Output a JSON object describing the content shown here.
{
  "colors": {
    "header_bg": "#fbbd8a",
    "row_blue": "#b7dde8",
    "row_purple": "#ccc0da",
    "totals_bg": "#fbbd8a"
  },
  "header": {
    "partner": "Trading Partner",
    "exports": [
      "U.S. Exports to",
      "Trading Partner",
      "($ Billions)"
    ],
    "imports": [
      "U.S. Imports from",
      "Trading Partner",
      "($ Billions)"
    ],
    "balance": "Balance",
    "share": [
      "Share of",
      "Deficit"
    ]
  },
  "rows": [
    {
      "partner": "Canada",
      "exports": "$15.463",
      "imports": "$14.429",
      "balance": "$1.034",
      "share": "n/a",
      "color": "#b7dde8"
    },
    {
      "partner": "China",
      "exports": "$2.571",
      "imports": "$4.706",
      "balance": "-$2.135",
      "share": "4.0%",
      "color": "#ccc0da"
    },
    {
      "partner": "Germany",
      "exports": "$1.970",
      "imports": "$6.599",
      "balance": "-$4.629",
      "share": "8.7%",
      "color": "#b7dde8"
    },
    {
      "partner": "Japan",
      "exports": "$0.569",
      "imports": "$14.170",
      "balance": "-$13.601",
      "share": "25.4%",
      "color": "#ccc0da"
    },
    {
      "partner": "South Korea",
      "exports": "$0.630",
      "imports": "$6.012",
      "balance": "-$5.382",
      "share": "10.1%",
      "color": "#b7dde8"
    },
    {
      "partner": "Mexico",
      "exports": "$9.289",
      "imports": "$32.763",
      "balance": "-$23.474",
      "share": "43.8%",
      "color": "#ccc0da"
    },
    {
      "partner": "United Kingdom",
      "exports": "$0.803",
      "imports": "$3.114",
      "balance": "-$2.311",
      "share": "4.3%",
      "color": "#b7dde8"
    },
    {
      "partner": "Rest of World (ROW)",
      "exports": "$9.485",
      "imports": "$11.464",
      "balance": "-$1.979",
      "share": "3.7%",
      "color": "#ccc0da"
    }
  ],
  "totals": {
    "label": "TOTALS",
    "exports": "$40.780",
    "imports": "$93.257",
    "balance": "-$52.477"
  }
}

** Brief **
Please reproduce all of the entries exactly as they stand.

** Problem solution **
Output a JSON object describing the content shown here.
{
  "colors": {
    "header_bg": "#fbbd8a",
    "row_blue": "#b7dde8",
    "row_purple": "#ccc0da",
    "totals_bg": "#fbbd8a"
  },
  "header": {
    "partner": "Trading Partner",
    "exports": [
      "U.S. Exports to",
      "Trading Partner",
      "($ Billions)"
    ],
    "imports": [
      "U.S. Imports from",
      "Trading Partner",
      "($ Billions)"
    ],
    "balance": "Balance",
    "share": [
      "Share of",
      "Deficit"
    ]
  },
  "rows": [
    {
      "partner": "Canada",
      "exports": "$15.463",
      "imports": "$14.429",
      "balance": "$1.034",
      "share": "n/a",
      "color": "#b7dde8"
    },
    {
      "partner": "China",
      "exports": "$2.571",
      "imports": "$4.706",
      "balance": "-$2.135",
      "share": "4.0%",
      "color": "#ccc0da"
    },
    {
      "partner": "Germany",
      "exports": "$1.970",
      "imports": "$6.599",
      "balance": "-$4.629",
      "share": "8.7%",
      "color": "#b7dde8"
    },
    {
      "partner": "Japan",
      "exports": "$0.569",
      "imports": "$14.170",
      "balance": "-$13.601",
      "share": "25.4%",
      "color": "#ccc0da"
    },
    {
      "partner": "South Korea",
      "exports": "$0.630",
      "imports": "$6.012",
      "balance": "-$5.382",
      "share": "10.1%",
      "color": "#b7dde8"
    },
    {
      "partner": "Mexico",
      "exports": "$9.289",
      "imports": "$32.763",
      "balance": "-$23.474",
      "share": "43.8%",
      "color": "#ccc0da"
    },
    {
      "partner": "United Kingdom",
      "exports": "$0.803",
      "imports": "$3.114",
      "balance": "-$2.311",
      "share": "4.3%",
      "color": "#b7dde8"
    },
    {
      "partner": "Rest of World (ROW)",
      "exports": "$9.485",
      "imports": "$11.464",
      "balance": "-$1.979",
      "share": "3.7%",
      "color": "#ccc0da"
    }
  ],
  "totals": {
    "label": "TOTALS",
    "exports": "$40.780",
    "imports": "$93.257",
    "balance": "-$52.477"
  }
}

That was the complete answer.